(WHAT IS REQUIRED): Return every line below as is, leaving out the pictures.

[DATASET start]

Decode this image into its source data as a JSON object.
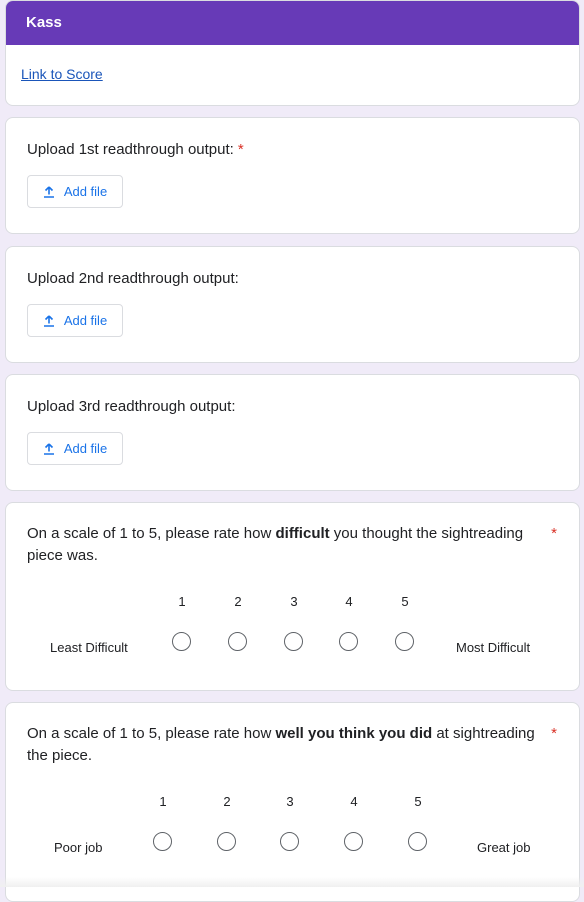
{
  "header": {
    "title": "Kass",
    "link_text": "Link to Score"
  },
  "uploads": [
    {
      "question": "Upload 1st readthrough output:",
      "required": "*",
      "button": "Add file"
    },
    {
      "question": "Upload 2nd readthrough output:",
      "required": "",
      "button": "Add file"
    },
    {
      "question": "Upload 3rd readthrough output:",
      "required": "",
      "button": "Add file"
    }
  ],
  "rating_difficulty": {
    "pre": "On a scale of 1 to 5, please rate how ",
    "bold": "difficult",
    "post": " you thought the sightreading piece was.",
    "required": "*",
    "scale": [
      "1",
      "2",
      "3",
      "4",
      "5"
    ],
    "low_label": "Least Difficult",
    "high_label": "Most Difficult"
  },
  "rating_performance": {
    "pre": "On a scale of 1 to 5, please rate how ",
    "bold": "well you think you did",
    "post": " at sightreading the piece.",
    "required": "*",
    "scale": [
      "1",
      "2",
      "3",
      "4",
      "5"
    ],
    "low_label": "Poor job",
    "high_label": "Great job"
  },
  "colors": {
    "accent": "#673ab7",
    "link": "#1a55b9",
    "button_text": "#1a73e8",
    "required": "#d93025"
  }
}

[DATASET end]

(RESPONSE):
Decode this image into its source data as a JSON object.
{
  "header": {
    "title": "Kass",
    "link_text": "Link to Score"
  },
  "uploads": [
    {
      "question": "Upload 1st readthrough output:",
      "required": "*",
      "button": "Add file"
    },
    {
      "question": "Upload 2nd readthrough output:",
      "required": "",
      "button": "Add file"
    },
    {
      "question": "Upload 3rd readthrough output:",
      "required": "",
      "button": "Add file"
    }
  ],
  "rating_difficulty": {
    "pre": "On a scale of 1 to 5, please rate how ",
    "bold": "difficult",
    "post": " you thought the sightreading piece was.",
    "required": "*",
    "scale": [
      "1",
      "2",
      "3",
      "4",
      "5"
    ],
    "low_label": "Least Difficult",
    "high_label": "Most Difficult"
  },
  "rating_performance": {
    "pre": "On a scale of 1 to 5, please rate how ",
    "bold": "well you think you did",
    "post": " at sightreading the piece.",
    "required": "*",
    "scale": [
      "1",
      "2",
      "3",
      "4",
      "5"
    ],
    "low_label": "Poor job",
    "high_label": "Great job"
  },
  "colors": {
    "accent": "#673ab7",
    "link": "#1a55b9",
    "button_text": "#1a73e8",
    "required": "#d93025"
  }
}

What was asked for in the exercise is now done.